-- START OF Data for this task --

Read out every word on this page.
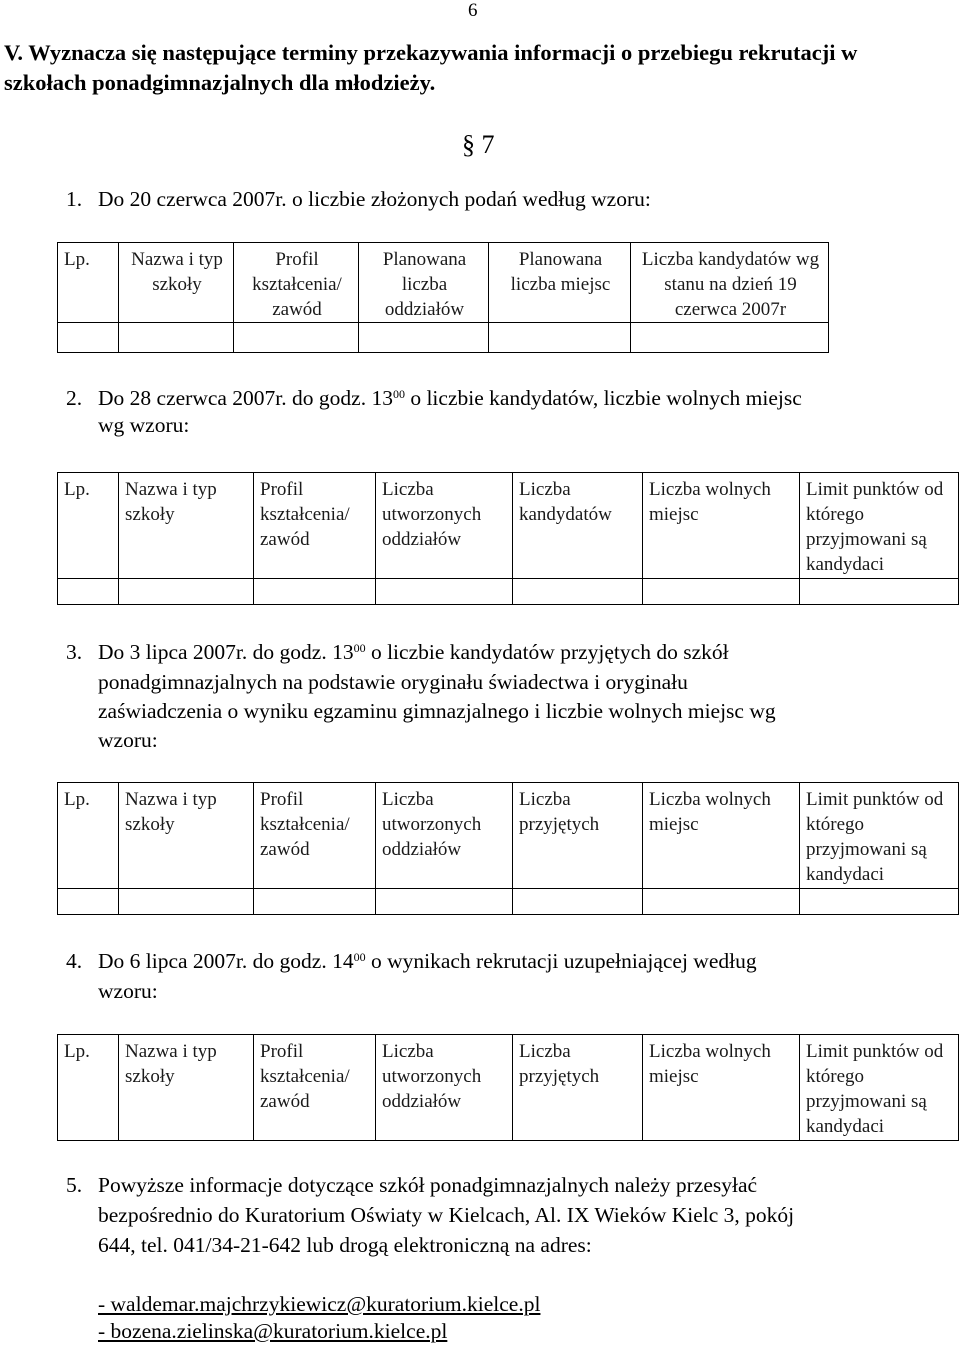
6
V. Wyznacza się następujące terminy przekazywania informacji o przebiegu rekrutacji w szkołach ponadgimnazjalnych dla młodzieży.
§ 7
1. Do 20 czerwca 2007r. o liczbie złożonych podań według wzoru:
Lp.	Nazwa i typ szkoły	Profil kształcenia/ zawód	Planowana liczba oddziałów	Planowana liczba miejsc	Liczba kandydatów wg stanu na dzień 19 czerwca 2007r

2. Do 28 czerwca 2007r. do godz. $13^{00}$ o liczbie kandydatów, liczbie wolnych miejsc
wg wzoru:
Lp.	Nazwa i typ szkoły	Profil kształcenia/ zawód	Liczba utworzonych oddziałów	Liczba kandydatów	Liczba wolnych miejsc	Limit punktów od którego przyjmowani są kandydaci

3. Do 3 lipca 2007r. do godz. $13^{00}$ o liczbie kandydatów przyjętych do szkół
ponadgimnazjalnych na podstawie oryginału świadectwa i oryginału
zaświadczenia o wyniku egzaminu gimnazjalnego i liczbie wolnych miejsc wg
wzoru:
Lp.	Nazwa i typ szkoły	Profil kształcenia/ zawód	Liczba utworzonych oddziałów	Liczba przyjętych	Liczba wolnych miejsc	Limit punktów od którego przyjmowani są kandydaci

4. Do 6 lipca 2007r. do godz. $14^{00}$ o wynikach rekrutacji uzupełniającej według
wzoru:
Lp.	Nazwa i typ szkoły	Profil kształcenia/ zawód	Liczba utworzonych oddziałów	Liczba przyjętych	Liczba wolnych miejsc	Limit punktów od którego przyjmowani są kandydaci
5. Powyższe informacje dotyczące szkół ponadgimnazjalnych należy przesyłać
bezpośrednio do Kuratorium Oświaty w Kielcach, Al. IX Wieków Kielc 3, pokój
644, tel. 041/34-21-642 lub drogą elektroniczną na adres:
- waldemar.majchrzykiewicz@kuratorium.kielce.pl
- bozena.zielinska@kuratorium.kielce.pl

-- END OF Data for this task --

◆ Work to complete ◆
From the entries above, copy each line holding "Profil".

◆ Answer in full ◆
Lp.	Nazwa i typ szkoły	Profil kształcenia/ zawód	Planowana liczba oddziałów	Planowana liczba miejsc	Liczba kandydatów wg stanu na dzień 19 czerwca 2007r
Lp.	Nazwa i typ szkoły	Profil kształcenia/ zawód	Liczba utworzonych oddziałów	Liczba kandydatów	Liczba wolnych miejsc	Limit punktów od którego przyjmowani są kandydaci
Lp.	Nazwa i typ szkoły	Profil kształcenia/ zawód	Liczba utworzonych oddziałów	Liczba przyjętych	Liczba wolnych miejsc	Limit punktów od którego przyjmowani są kandydaci
Lp.	Nazwa i typ szkoły	Profil kształcenia/ zawód	Liczba utworzonych oddziałów	Liczba przyjętych	Liczba wolnych miejsc	Limit punktów od którego przyjmowani są kandydaci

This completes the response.